### PROBLEM TO SOLVE
Which lines of the records contain "lambda"? Collect every one of them.
┌──
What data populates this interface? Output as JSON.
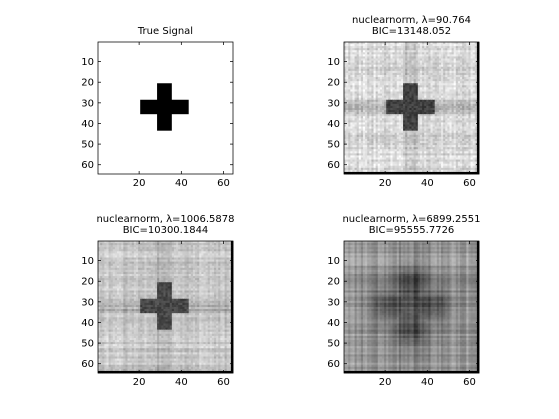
{
  "chart_data": [
    {
      "type": "heatmap",
      "pattern": "cross",
      "title": "True Signal",
      "title_lines": [
        "True Signal"
      ],
      "colormap": "gray",
      "size": [
        64,
        64
      ],
      "xlim": [
        0.5,
        64.5
      ],
      "ylim": [
        0.5,
        64.5
      ],
      "y_reversed": true,
      "xticks": [
        20,
        40,
        60
      ],
      "yticks": [
        10,
        20,
        30,
        40,
        50,
        60
      ],
      "xtick_labels": [
        "20",
        "40",
        "60"
      ],
      "ytick_labels": [
        "10",
        "20",
        "30",
        "40",
        "50",
        "60"
      ],
      "cross": {
        "center": [
          32,
          32
        ],
        "arm_half_length": 11,
        "arm_half_width": 3
      }
    },
    {
      "type": "heatmap",
      "pattern": "noisy-cross",
      "title": "nuclearnorm, λ=90.764 BIC=13148.052",
      "title_lines": [
        "nuclearnorm, λ=90.764",
        "BIC=13148.052"
      ],
      "lambda": 90.764,
      "bic": 13148.052,
      "colormap": "gray",
      "size": [
        64,
        64
      ],
      "xlim": [
        0.5,
        64.5
      ],
      "ylim": [
        0.5,
        64.5
      ],
      "y_reversed": true,
      "xticks": [
        20,
        40,
        60
      ],
      "yticks": [
        10,
        20,
        30,
        40,
        50,
        60
      ],
      "xtick_labels": [
        "20",
        "40",
        "60"
      ],
      "ytick_labels": [
        "10",
        "20",
        "30",
        "40",
        "50",
        "60"
      ],
      "background_level": 0.85,
      "cross_level": 0.25,
      "noise": 0.07
    },
    {
      "type": "heatmap",
      "pattern": "noisy-cross",
      "title": "nuclearnorm, λ=1006.5878 BIC=10300.1844",
      "title_lines": [
        "nuclearnorm, λ=1006.5878",
        "BIC=10300.1844"
      ],
      "lambda": 1006.5878,
      "bic": 10300.1844,
      "colormap": "gray",
      "size": [
        64,
        64
      ],
      "xlim": [
        0.5,
        64.5
      ],
      "ylim": [
        0.5,
        64.5
      ],
      "y_reversed": true,
      "xticks": [
        20,
        40,
        60
      ],
      "yticks": [
        10,
        20,
        30,
        40,
        50,
        60
      ],
      "xtick_labels": [
        "20",
        "40",
        "60"
      ],
      "ytick_labels": [
        "10",
        "20",
        "30",
        "40",
        "50",
        "60"
      ],
      "background_level": 0.78,
      "cross_level": 0.28,
      "noise": 0.05
    },
    {
      "type": "heatmap",
      "pattern": "blurred-cross",
      "title": "nuclearnorm, λ=6899.2551 BIC=95555.7726",
      "title_lines": [
        "nuclearnorm, λ=6899.2551",
        "BIC=95555.7726"
      ],
      "lambda": 6899.2551,
      "bic": 95555.7726,
      "colormap": "gray",
      "size": [
        64,
        64
      ],
      "xlim": [
        0.5,
        64.5
      ],
      "ylim": [
        0.5,
        64.5
      ],
      "y_reversed": true,
      "xticks": [
        20,
        40,
        60
      ],
      "yticks": [
        10,
        20,
        30,
        40,
        50,
        60
      ],
      "xtick_labels": [
        "20",
        "40",
        "60"
      ],
      "ytick_labels": [
        "10",
        "20",
        "30",
        "40",
        "50",
        "60"
      ],
      "background_level": 0.6,
      "cross_level": 0.35,
      "noise": 0.02
    }
  ]
}
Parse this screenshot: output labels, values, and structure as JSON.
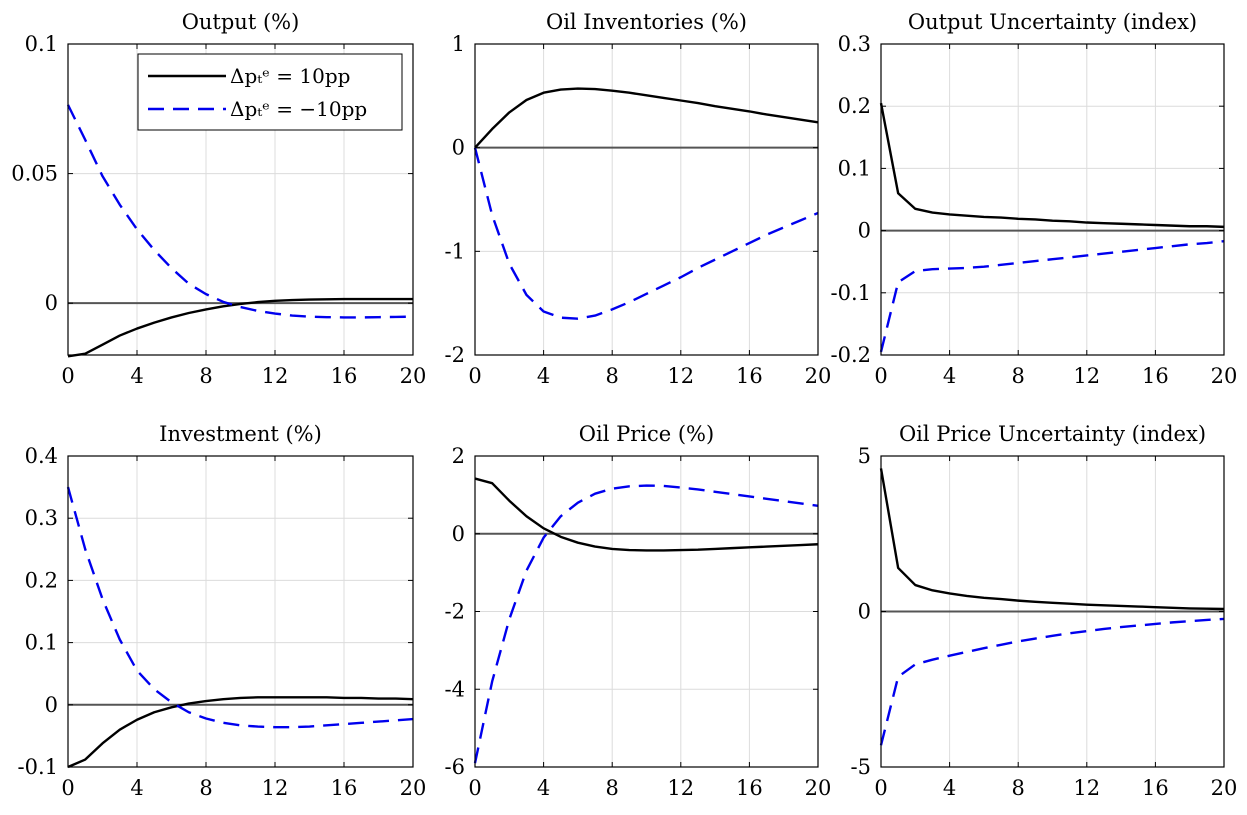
{
  "chart_data": [
    {
      "type": "line",
      "title": "Output (%)",
      "x": [
        0,
        1,
        2,
        3,
        4,
        5,
        6,
        7,
        8,
        9,
        10,
        11,
        12,
        13,
        14,
        15,
        16,
        17,
        18,
        19,
        20
      ],
      "xlim": [
        0,
        20
      ],
      "ylim": [
        -0.02,
        0.1
      ],
      "xticks": [
        0,
        4,
        8,
        12,
        16,
        20
      ],
      "xtick_labels": [
        "0",
        "4",
        "8",
        "12",
        "16",
        "20"
      ],
      "yticks": [
        0,
        0.05,
        0.1
      ],
      "ytick_labels": [
        "0",
        "0.05",
        "0.1"
      ],
      "grid": true,
      "legend_position": "top-right",
      "series": [
        {
          "name": "Δp_t^e = 10pp",
          "legend_label": "Δpₜᵉ = 10pp",
          "color": "#000000",
          "dash": "solid",
          "values": [
            -0.0205,
            -0.0195,
            -0.016,
            -0.0125,
            -0.0098,
            -0.0075,
            -0.0055,
            -0.0038,
            -0.0024,
            -0.0012,
            -0.0003,
            0.0004,
            0.0009,
            0.0012,
            0.0014,
            0.0015,
            0.0016,
            0.0016,
            0.0016,
            0.0016,
            0.0016
          ]
        },
        {
          "name": "Δp_t^e = −10pp",
          "legend_label": "Δpₜᵉ = −10pp",
          "color": "#0000ee",
          "dash": "dashed",
          "values": [
            0.0765,
            0.063,
            0.049,
            0.038,
            0.0285,
            0.0205,
            0.0135,
            0.0075,
            0.0035,
            0.0005,
            -0.0015,
            -0.003,
            -0.004,
            -0.0048,
            -0.0052,
            -0.0054,
            -0.0055,
            -0.0055,
            -0.0054,
            -0.0053,
            -0.0052
          ]
        }
      ]
    },
    {
      "type": "line",
      "title": "Oil Inventories (%)",
      "x": [
        0,
        1,
        2,
        3,
        4,
        5,
        6,
        7,
        8,
        9,
        10,
        11,
        12,
        13,
        14,
        15,
        16,
        17,
        18,
        19,
        20
      ],
      "xlim": [
        0,
        20
      ],
      "ylim": [
        -2,
        1
      ],
      "xticks": [
        0,
        4,
        8,
        12,
        16,
        20
      ],
      "xtick_labels": [
        "0",
        "4",
        "8",
        "12",
        "16",
        "20"
      ],
      "yticks": [
        -2,
        -1,
        0,
        1
      ],
      "ytick_labels": [
        "-2",
        "-1",
        "0",
        "1"
      ],
      "grid": true,
      "series": [
        {
          "name": "Δp_t^e = 10pp",
          "color": "#000000",
          "dash": "solid",
          "values": [
            0.0,
            0.18,
            0.34,
            0.46,
            0.53,
            0.56,
            0.57,
            0.565,
            0.55,
            0.53,
            0.505,
            0.48,
            0.455,
            0.43,
            0.4,
            0.375,
            0.35,
            0.32,
            0.295,
            0.27,
            0.245
          ]
        },
        {
          "name": "Δp_t^e = −10pp",
          "color": "#0000ee",
          "dash": "dashed",
          "values": [
            0.0,
            -0.65,
            -1.12,
            -1.42,
            -1.58,
            -1.64,
            -1.65,
            -1.62,
            -1.56,
            -1.49,
            -1.41,
            -1.33,
            -1.25,
            -1.16,
            -1.08,
            -1.0,
            -0.92,
            -0.84,
            -0.77,
            -0.7,
            -0.63
          ]
        }
      ]
    },
    {
      "type": "line",
      "title": "Output Uncertainty (index)",
      "x": [
        0,
        1,
        2,
        3,
        4,
        5,
        6,
        7,
        8,
        9,
        10,
        11,
        12,
        13,
        14,
        15,
        16,
        17,
        18,
        19,
        20
      ],
      "xlim": [
        0,
        20
      ],
      "ylim": [
        -0.2,
        0.3
      ],
      "xticks": [
        0,
        4,
        8,
        12,
        16,
        20
      ],
      "xtick_labels": [
        "0",
        "4",
        "8",
        "12",
        "16",
        "20"
      ],
      "yticks": [
        -0.2,
        -0.1,
        0,
        0.1,
        0.2,
        0.3
      ],
      "ytick_labels": [
        "-0.2",
        "-0.1",
        "0",
        "0.1",
        "0.2",
        "0.3"
      ],
      "grid": true,
      "series": [
        {
          "name": "Δp_t^e = 10pp",
          "color": "#000000",
          "dash": "solid",
          "values": [
            0.205,
            0.06,
            0.035,
            0.029,
            0.026,
            0.024,
            0.022,
            0.021,
            0.019,
            0.018,
            0.016,
            0.015,
            0.013,
            0.012,
            0.011,
            0.01,
            0.009,
            0.008,
            0.007,
            0.007,
            0.006
          ]
        },
        {
          "name": "Δp_t^e = −10pp",
          "color": "#0000ee",
          "dash": "dashed",
          "values": [
            -0.195,
            -0.083,
            -0.065,
            -0.062,
            -0.061,
            -0.06,
            -0.058,
            -0.055,
            -0.052,
            -0.049,
            -0.046,
            -0.043,
            -0.04,
            -0.037,
            -0.034,
            -0.031,
            -0.028,
            -0.025,
            -0.022,
            -0.02,
            -0.017
          ]
        }
      ]
    },
    {
      "type": "line",
      "title": "Investment (%)",
      "x": [
        0,
        1,
        2,
        3,
        4,
        5,
        6,
        7,
        8,
        9,
        10,
        11,
        12,
        13,
        14,
        15,
        16,
        17,
        18,
        19,
        20
      ],
      "xlim": [
        0,
        20
      ],
      "ylim": [
        -0.1,
        0.4
      ],
      "xticks": [
        0,
        4,
        8,
        12,
        16,
        20
      ],
      "xtick_labels": [
        "0",
        "4",
        "8",
        "12",
        "16",
        "20"
      ],
      "yticks": [
        -0.1,
        0,
        0.1,
        0.2,
        0.3,
        0.4
      ],
      "ytick_labels": [
        "-0.1",
        "0",
        "0.1",
        "0.2",
        "0.3",
        "0.4"
      ],
      "grid": true,
      "series": [
        {
          "name": "Δp_t^e = 10pp",
          "color": "#000000",
          "dash": "solid",
          "values": [
            -0.1,
            -0.088,
            -0.062,
            -0.04,
            -0.024,
            -0.012,
            -0.004,
            0.002,
            0.006,
            0.009,
            0.011,
            0.012,
            0.012,
            0.012,
            0.012,
            0.012,
            0.011,
            0.011,
            0.01,
            0.01,
            0.009
          ]
        },
        {
          "name": "Δp_t^e = −10pp",
          "color": "#0000ee",
          "dash": "dashed",
          "values": [
            0.35,
            0.25,
            0.17,
            0.105,
            0.055,
            0.025,
            0.004,
            -0.012,
            -0.022,
            -0.029,
            -0.033,
            -0.035,
            -0.036,
            -0.036,
            -0.035,
            -0.033,
            -0.031,
            -0.029,
            -0.027,
            -0.025,
            -0.023
          ]
        }
      ]
    },
    {
      "type": "line",
      "title": "Oil Price (%)",
      "x": [
        0,
        1,
        2,
        3,
        4,
        5,
        6,
        7,
        8,
        9,
        10,
        11,
        12,
        13,
        14,
        15,
        16,
        17,
        18,
        19,
        20
      ],
      "xlim": [
        0,
        20
      ],
      "ylim": [
        -6,
        2
      ],
      "xticks": [
        0,
        4,
        8,
        12,
        16,
        20
      ],
      "xtick_labels": [
        "0",
        "4",
        "8",
        "12",
        "16",
        "20"
      ],
      "yticks": [
        -6,
        -4,
        -2,
        0,
        2
      ],
      "ytick_labels": [
        "-6",
        "-4",
        "-2",
        "0",
        "2"
      ],
      "grid": true,
      "series": [
        {
          "name": "Δp_t^e = 10pp",
          "color": "#000000",
          "dash": "solid",
          "values": [
            1.42,
            1.3,
            0.85,
            0.45,
            0.14,
            -0.08,
            -0.23,
            -0.33,
            -0.39,
            -0.42,
            -0.43,
            -0.43,
            -0.42,
            -0.41,
            -0.39,
            -0.37,
            -0.35,
            -0.33,
            -0.31,
            -0.29,
            -0.27
          ]
        },
        {
          "name": "Δp_t^e = −10pp",
          "color": "#0000ee",
          "dash": "dashed",
          "values": [
            -5.9,
            -3.8,
            -2.2,
            -0.95,
            -0.1,
            0.45,
            0.8,
            1.03,
            1.16,
            1.22,
            1.24,
            1.23,
            1.19,
            1.14,
            1.08,
            1.02,
            0.96,
            0.9,
            0.84,
            0.78,
            0.72
          ]
        }
      ]
    },
    {
      "type": "line",
      "title": "Oil Price Uncertainty (index)",
      "x": [
        0,
        1,
        2,
        3,
        4,
        5,
        6,
        7,
        8,
        9,
        10,
        11,
        12,
        13,
        14,
        15,
        16,
        17,
        18,
        19,
        20
      ],
      "xlim": [
        0,
        20
      ],
      "ylim": [
        -5,
        5
      ],
      "xticks": [
        0,
        4,
        8,
        12,
        16,
        20
      ],
      "xtick_labels": [
        "0",
        "4",
        "8",
        "12",
        "16",
        "20"
      ],
      "yticks": [
        -5,
        0,
        5
      ],
      "ytick_labels": [
        "-5",
        "0",
        "5"
      ],
      "grid": true,
      "series": [
        {
          "name": "Δp_t^e = 10pp",
          "color": "#000000",
          "dash": "solid",
          "values": [
            4.6,
            1.4,
            0.85,
            0.68,
            0.58,
            0.5,
            0.44,
            0.4,
            0.35,
            0.31,
            0.28,
            0.25,
            0.22,
            0.2,
            0.18,
            0.16,
            0.14,
            0.12,
            0.1,
            0.09,
            0.08
          ]
        },
        {
          "name": "Δp_t^e = −10pp",
          "color": "#0000ee",
          "dash": "dashed",
          "values": [
            -4.3,
            -2.1,
            -1.7,
            -1.55,
            -1.42,
            -1.3,
            -1.18,
            -1.07,
            -0.96,
            -0.87,
            -0.78,
            -0.7,
            -0.63,
            -0.56,
            -0.5,
            -0.45,
            -0.4,
            -0.35,
            -0.31,
            -0.27,
            -0.24
          ]
        }
      ]
    }
  ]
}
└──
### RESPONSE TO THE TASK
      "lambda": 90.764,
      "lambda": 1006.5878,
      "lambda": 6899.2551,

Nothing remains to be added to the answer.